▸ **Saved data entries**
◆ ◆ ◆ ◆ ◆ ◆ ◆
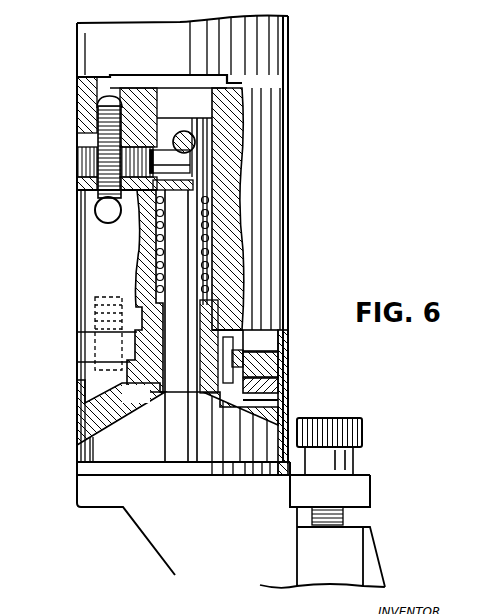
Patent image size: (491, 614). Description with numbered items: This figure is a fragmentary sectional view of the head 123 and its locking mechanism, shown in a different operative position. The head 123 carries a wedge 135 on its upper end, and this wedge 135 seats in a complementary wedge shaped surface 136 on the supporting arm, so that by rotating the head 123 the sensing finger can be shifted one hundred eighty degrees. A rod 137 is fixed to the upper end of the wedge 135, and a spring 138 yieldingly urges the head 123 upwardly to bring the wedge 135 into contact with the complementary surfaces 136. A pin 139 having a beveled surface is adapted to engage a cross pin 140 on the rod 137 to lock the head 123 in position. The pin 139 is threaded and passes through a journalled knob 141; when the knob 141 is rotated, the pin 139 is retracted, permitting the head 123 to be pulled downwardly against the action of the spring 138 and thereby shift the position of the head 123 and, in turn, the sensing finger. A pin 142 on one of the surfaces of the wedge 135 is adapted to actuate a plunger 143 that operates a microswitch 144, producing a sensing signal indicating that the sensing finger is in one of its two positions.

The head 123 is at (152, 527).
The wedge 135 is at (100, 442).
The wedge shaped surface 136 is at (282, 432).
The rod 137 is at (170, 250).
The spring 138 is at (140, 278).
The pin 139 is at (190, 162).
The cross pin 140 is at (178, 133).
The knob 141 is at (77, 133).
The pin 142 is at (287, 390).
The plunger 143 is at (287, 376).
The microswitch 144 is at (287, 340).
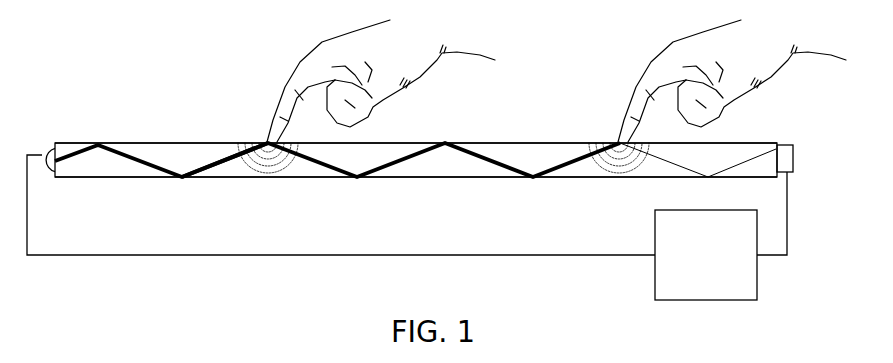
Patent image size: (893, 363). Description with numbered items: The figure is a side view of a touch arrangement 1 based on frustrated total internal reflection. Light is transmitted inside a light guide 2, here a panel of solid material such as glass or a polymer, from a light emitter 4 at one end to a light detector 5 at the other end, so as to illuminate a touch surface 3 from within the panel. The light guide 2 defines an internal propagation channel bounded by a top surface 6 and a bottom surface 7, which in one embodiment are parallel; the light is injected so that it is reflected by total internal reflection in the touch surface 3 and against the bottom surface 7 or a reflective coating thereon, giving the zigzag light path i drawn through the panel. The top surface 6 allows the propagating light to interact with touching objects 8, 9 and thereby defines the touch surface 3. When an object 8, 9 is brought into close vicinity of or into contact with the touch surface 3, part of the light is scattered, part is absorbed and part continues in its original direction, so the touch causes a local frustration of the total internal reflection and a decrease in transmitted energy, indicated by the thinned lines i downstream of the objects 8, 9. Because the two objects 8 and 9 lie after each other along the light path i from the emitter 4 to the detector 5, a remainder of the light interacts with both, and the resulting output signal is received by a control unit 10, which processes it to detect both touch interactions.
◆ ◆ ◆ ◆ ◆ ◆ ◆
▸ **To do**
Can you copy every line of the data above exactly as it appears, leaving the pictures out of your answer?

▸ **Solution to this problem**
Patent image size: (491, 614). Description with numbered items: This figure is a fragmentary sectional view of the head 123 and its locking mechanism, shown in a different operative position. The head 123 carries a wedge 135 on its upper end, and this wedge 135 seats in a complementary wedge shaped surface 136 on the supporting arm, so that by rotating the head 123 the sensing finger can be shifted one hundred eighty degrees. A rod 137 is fixed to the upper end of the wedge 135, and a spring 138 yieldingly urges the head 123 upwardly to bring the wedge 135 into contact with the complementary surfaces 136. A pin 139 having a beveled surface is adapted to engage a cross pin 140 on the rod 137 to lock the head 123 in position. The pin 139 is threaded and passes through a journalled knob 141; when the knob 141 is rotated, the pin 139 is retracted, permitting the head 123 to be pulled downwardly against the action of the spring 138 and thereby shift the position of the head 123 and, in turn, the sensing finger. A pin 142 on one of the surfaces of the wedge 135 is adapted to actuate a plunger 143 that operates a microswitch 144, producing a sensing signal indicating that the sensing finger is in one of its two positions.

The head 123 is at (152, 527).
The wedge 135 is at (100, 442).
The wedge shaped surface 136 is at (282, 432).
The rod 137 is at (170, 250).
The spring 138 is at (140, 278).
The pin 139 is at (190, 162).
The cross pin 140 is at (178, 133).
The knob 141 is at (77, 133).
The pin 142 is at (287, 390).
The plunger 143 is at (287, 376).
The microswitch 144 is at (287, 340).
Patent image size: (893, 363). Description with numbered items: The figure is a side view of a touch arrangement 1 based on frustrated total internal reflection. Light is transmitted inside a light guide 2, here a panel of solid material such as glass or a polymer, from a light emitter 4 at one end to a light detector 5 at the other end, so as to illuminate a touch surface 3 from within the panel. The light guide 2 defines an internal propagation channel bounded by a top surface 6 and a bottom surface 7, which in one embodiment are parallel; the light is injected so that it is reflected by total internal reflection in the touch surface 3 and against the bottom surface 7 or a reflective coating thereon, giving the zigzag light path i drawn through the panel. The top surface 6 allows the propagating light to interact with touching objects 8, 9 and thereby defines the touch surface 3. When an object 8, 9 is brought into close vicinity of or into contact with the touch surface 3, part of the light is scattered, part is absorbed and part continues in its original direction, so the touch causes a local frustration of the total internal reflection and a decrease in transmitted energy, indicated by the thinned lines i downstream of the objects 8, 9. Because the two objects 8 and 9 lie after each other along the light path i from the emitter 4 to the detector 5, a remainder of the light interacts with both, and the resulting output signal is received by a control unit 10, which processes it to detect both touch interactions.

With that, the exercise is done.